> Task prompt
Your job is to restate each entry word for word.

(Stored data)
----

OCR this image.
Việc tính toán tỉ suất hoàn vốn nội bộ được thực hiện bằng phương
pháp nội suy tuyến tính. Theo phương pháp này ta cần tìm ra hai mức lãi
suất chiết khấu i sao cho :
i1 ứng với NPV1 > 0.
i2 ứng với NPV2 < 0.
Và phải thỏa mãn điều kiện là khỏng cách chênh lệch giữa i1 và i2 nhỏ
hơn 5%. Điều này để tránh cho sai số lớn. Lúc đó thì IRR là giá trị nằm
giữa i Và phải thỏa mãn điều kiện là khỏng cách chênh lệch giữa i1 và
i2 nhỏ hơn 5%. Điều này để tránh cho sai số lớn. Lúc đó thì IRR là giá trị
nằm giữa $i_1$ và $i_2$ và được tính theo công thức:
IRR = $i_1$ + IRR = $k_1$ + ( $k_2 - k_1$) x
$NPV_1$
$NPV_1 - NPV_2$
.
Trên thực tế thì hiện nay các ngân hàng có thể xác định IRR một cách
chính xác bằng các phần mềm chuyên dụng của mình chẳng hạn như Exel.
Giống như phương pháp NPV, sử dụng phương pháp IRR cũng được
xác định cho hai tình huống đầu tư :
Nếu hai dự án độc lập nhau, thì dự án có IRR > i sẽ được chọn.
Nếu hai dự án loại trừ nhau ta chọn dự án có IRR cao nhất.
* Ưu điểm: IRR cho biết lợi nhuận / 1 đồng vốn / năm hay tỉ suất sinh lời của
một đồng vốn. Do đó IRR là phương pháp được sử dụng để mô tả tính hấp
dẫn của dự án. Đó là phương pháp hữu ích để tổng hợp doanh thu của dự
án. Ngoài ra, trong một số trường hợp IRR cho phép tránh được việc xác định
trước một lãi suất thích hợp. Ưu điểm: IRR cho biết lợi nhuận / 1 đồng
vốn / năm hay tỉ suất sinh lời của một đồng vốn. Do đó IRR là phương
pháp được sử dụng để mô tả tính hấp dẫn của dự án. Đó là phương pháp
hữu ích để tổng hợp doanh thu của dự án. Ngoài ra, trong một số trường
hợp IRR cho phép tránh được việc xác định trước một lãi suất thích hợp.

----

> Answer to this task
OCR this image.
Việc tính toán tỉ suất hoàn vốn nội bộ được thực hiện bằng phương
pháp nội suy tuyến tính. Theo phương pháp này ta cần tìm ra hai mức lãi
suất chiết khấu i sao cho :
i1 ứng với NPV1 > 0.
i2 ứng với NPV2 < 0.
Và phải thỏa mãn điều kiện là khỏng cách chênh lệch giữa i1 và i2 nhỏ
hơn 5%. Điều này để tránh cho sai số lớn. Lúc đó thì IRR là giá trị nằm
giữa i Và phải thỏa mãn điều kiện là khỏng cách chênh lệch giữa i1 và
i2 nhỏ hơn 5%. Điều này để tránh cho sai số lớn. Lúc đó thì IRR là giá trị
nằm giữa $i_1$ và $i_2$ và được tính theo công thức:
IRR = $i_1$ + IRR = $k_1$ + ( $k_2 - k_1$) x
$NPV_1$
$NPV_1 - NPV_2$
.
Trên thực tế thì hiện nay các ngân hàng có thể xác định IRR một cách
chính xác bằng các phần mềm chuyên dụng của mình chẳng hạn như Exel.
Giống như phương pháp NPV, sử dụng phương pháp IRR cũng được
xác định cho hai tình huống đầu tư :
Nếu hai dự án độc lập nhau, thì dự án có IRR > i sẽ được chọn.
Nếu hai dự án loại trừ nhau ta chọn dự án có IRR cao nhất.
* Ưu điểm: IRR cho biết lợi nhuận / 1 đồng vốn / năm hay tỉ suất sinh lời của
một đồng vốn. Do đó IRR là phương pháp được sử dụng để mô tả tính hấp
dẫn của dự án. Đó là phương pháp hữu ích để tổng hợp doanh thu của dự
án. Ngoài ra, trong một số trường hợp IRR cho phép tránh được việc xác định
trước một lãi suất thích hợp. Ưu điểm: IRR cho biết lợi nhuận / 1 đồng
vốn / năm hay tỉ suất sinh lời của một đồng vốn. Do đó IRR là phương
pháp được sử dụng để mô tả tính hấp dẫn của dự án. Đó là phương pháp
hữu ích để tổng hợp doanh thu của dự án. Ngoài ra, trong một số trường
hợp IRR cho phép tránh được việc xác định trước một lãi suất thích hợp.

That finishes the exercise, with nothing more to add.